##### Source data #####

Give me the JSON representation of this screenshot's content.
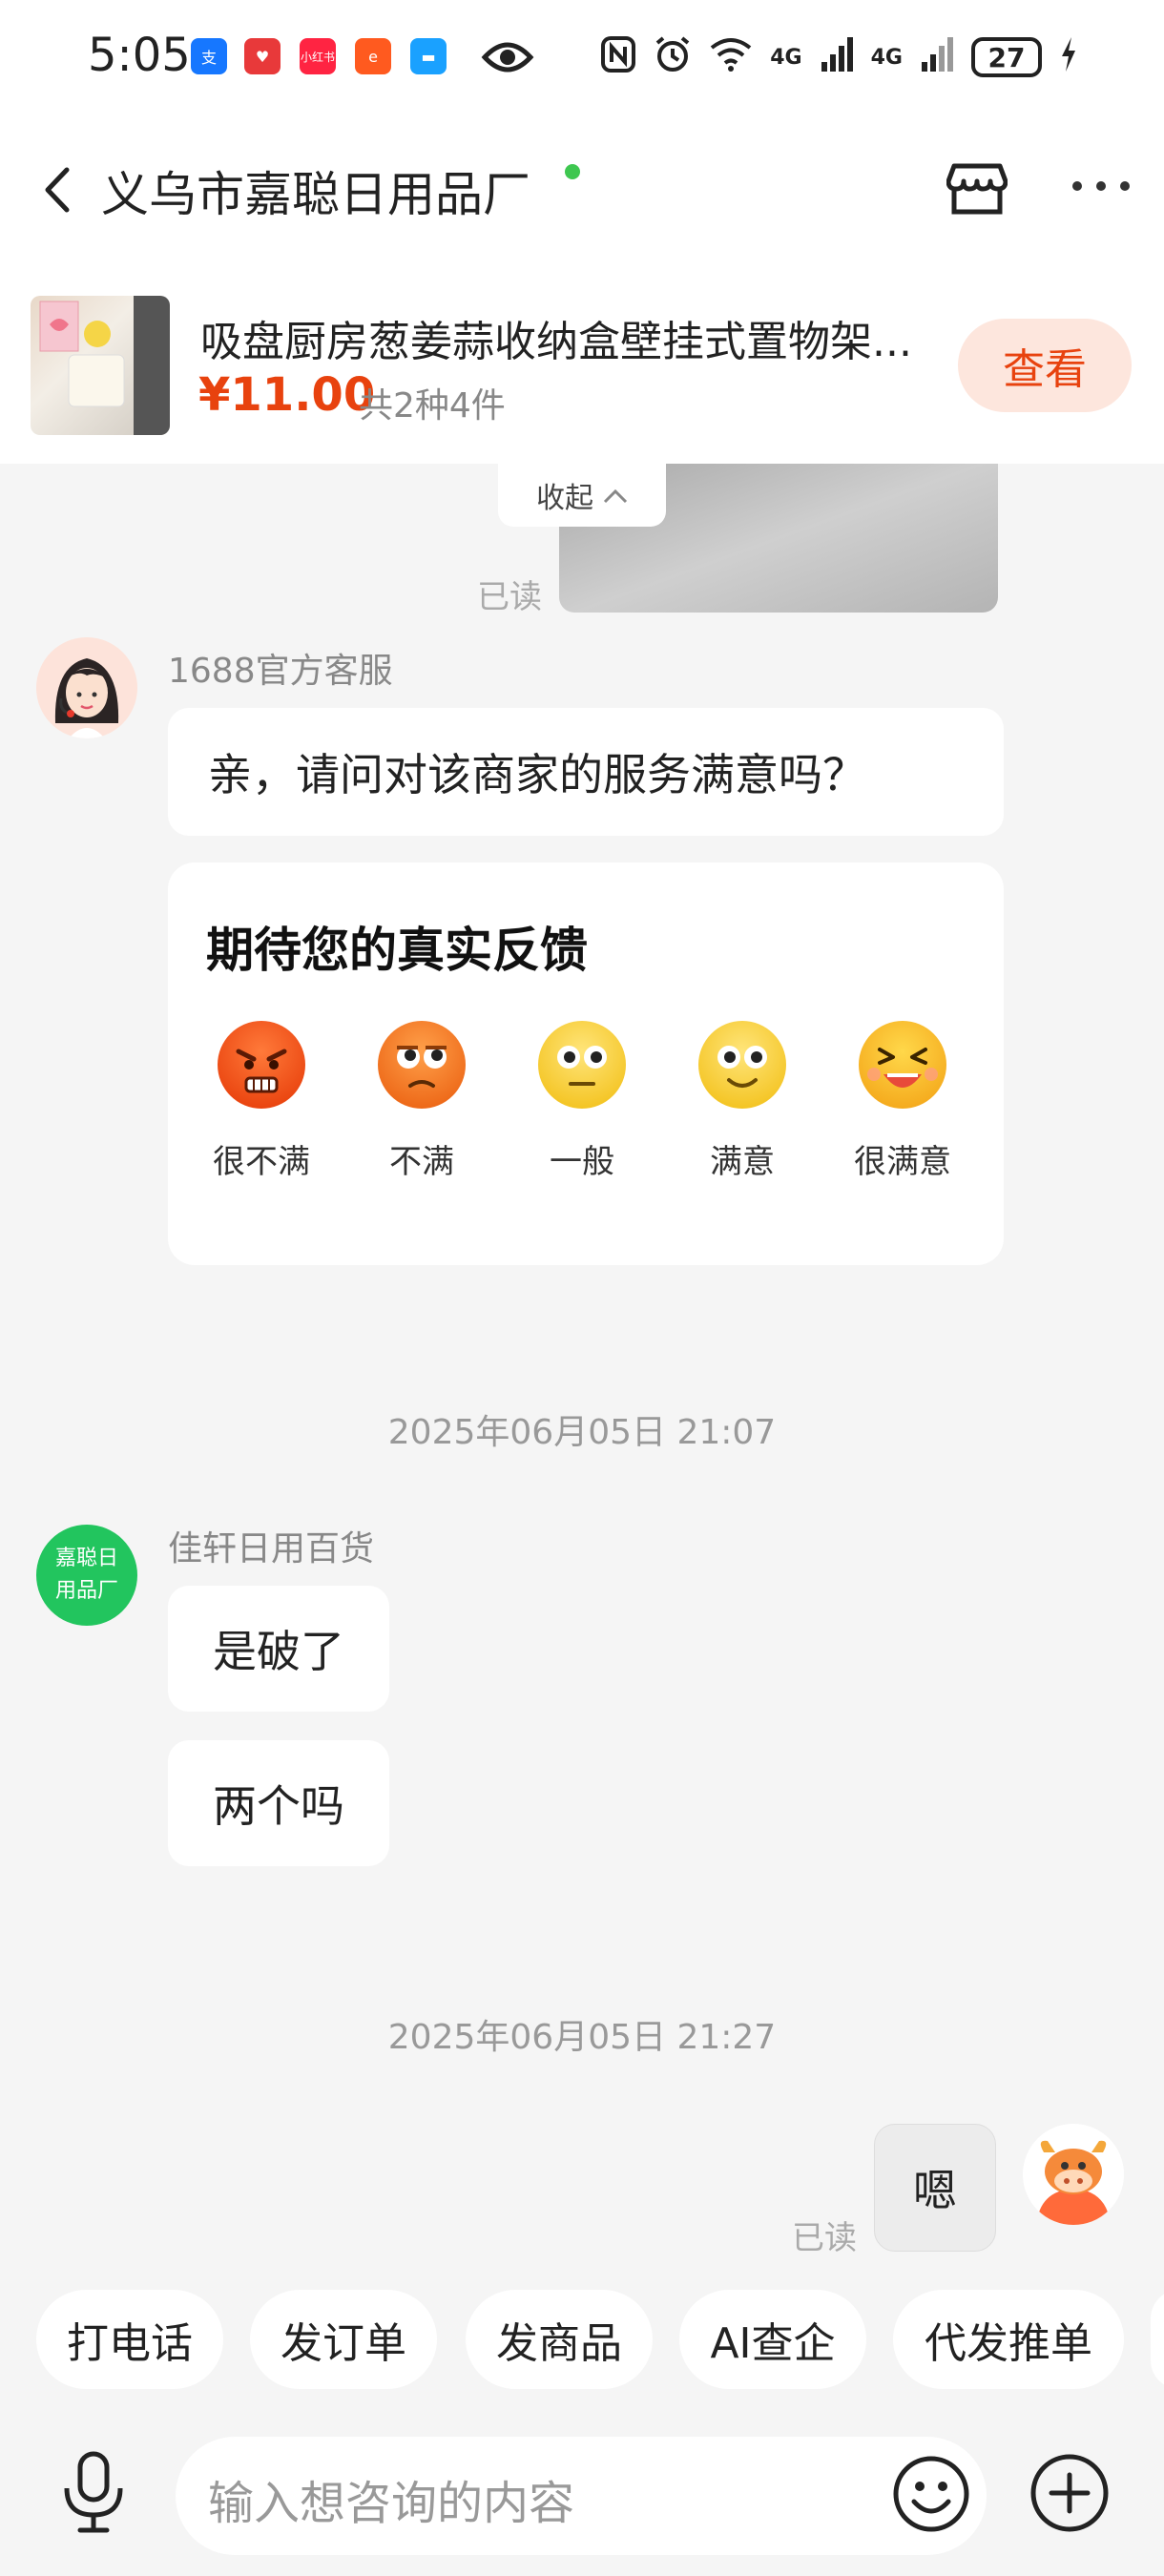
{
  "status_bar": {
    "time": "5:05",
    "network_1": "4G",
    "network_2": "4G",
    "battery": "27"
  },
  "header": {
    "title": "义乌市嘉聪日用品厂"
  },
  "product": {
    "name": "吸盘厨房葱姜蒜收纳盒壁挂式置物架...",
    "price": "¥11.00",
    "count": "共2种4件",
    "view_label": "查看"
  },
  "chat": {
    "collapse_label": "收起",
    "read_label": "已读",
    "service_sender": "1688官方客服",
    "service_message": "亲，请问对该商家的服务满意吗？",
    "feedback_title": "期待您的真实反馈",
    "ratings": [
      "很不满",
      "不满",
      "一般",
      "满意",
      "很满意"
    ],
    "timestamp_1": "2025年06月05日 21:07",
    "seller_avatar_text": "嘉聪日用品厂",
    "seller_sender": "佳轩日用百货",
    "seller_messages": [
      "是破了",
      "两个吗"
    ],
    "timestamp_2": "2025年06月05日 21:27",
    "my_message": "嗯",
    "my_read_label": "已读"
  },
  "quick_actions": [
    "打电话",
    "发订单",
    "发商品",
    "AI查企",
    "代发推单"
  ],
  "input": {
    "placeholder": "输入想咨询的内容"
  }
}
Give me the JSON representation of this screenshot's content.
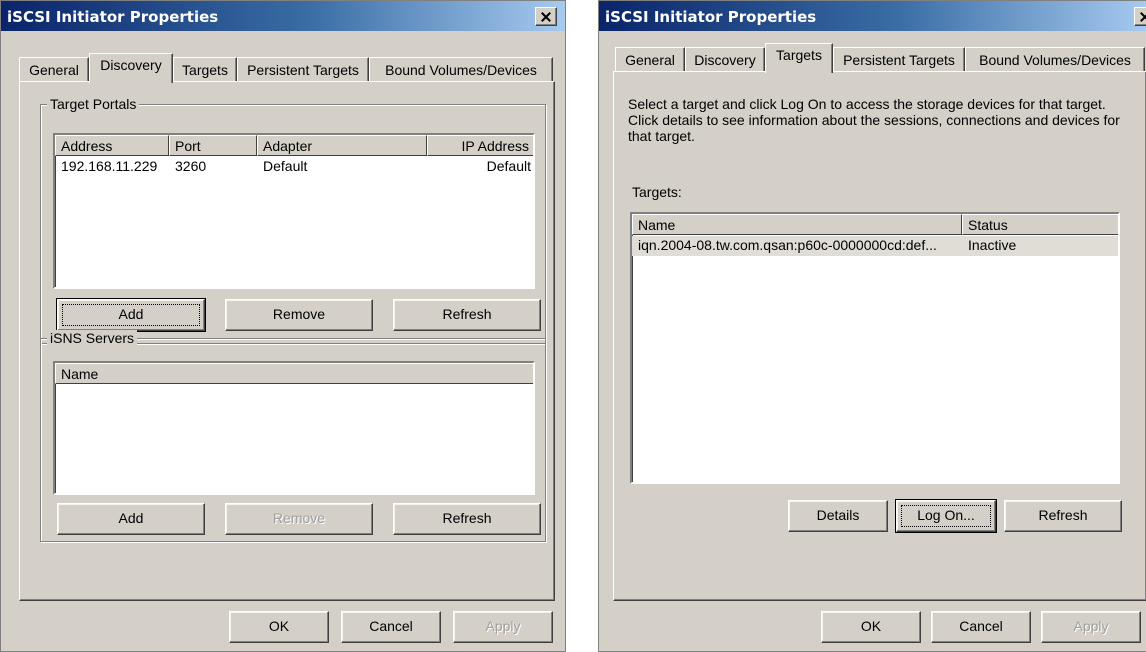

#####

* [Directions]
Reproduce all entries exactly. Pictures do not belong in the copy.

* [Problem solution]
Give me the JSON representation of this screenshot's content.
{
  "status_bar": {
    "time": "5:05",
    "network_1": "4G",
    "network_2": "4G",
    "battery": "27"
  },
  "header": {
    "title": "义乌市嘉聪日用品厂"
  },
  "product": {
    "name": "吸盘厨房葱姜蒜收纳盒壁挂式置物架...",
    "price": "¥11.00",
    "count": "共2种4件",
    "view_label": "查看"
  },
  "chat": {
    "collapse_label": "收起",
    "read_label": "已读",
    "service_sender": "1688官方客服",
    "service_message": "亲，请问对该商家的服务满意吗？",
    "feedback_title": "期待您的真实反馈",
    "ratings": [
      "很不满",
      "不满",
      "一般",
      "满意",
      "很满意"
    ],
    "timestamp_1": "2025年06月05日 21:07",
    "seller_avatar_text": "嘉聪日用品厂",
    "seller_sender": "佳轩日用百货",
    "seller_messages": [
      "是破了",
      "两个吗"
    ],
    "timestamp_2": "2025年06月05日 21:27",
    "my_message": "嗯",
    "my_read_label": "已读"
  },
  "quick_actions": [
    "打电话",
    "发订单",
    "发商品",
    "AI查企",
    "代发推单"
  ],
  "input": {
    "placeholder": "输入想咨询的内容"
  }
}
Give me the JSON representation of this screenshot's content.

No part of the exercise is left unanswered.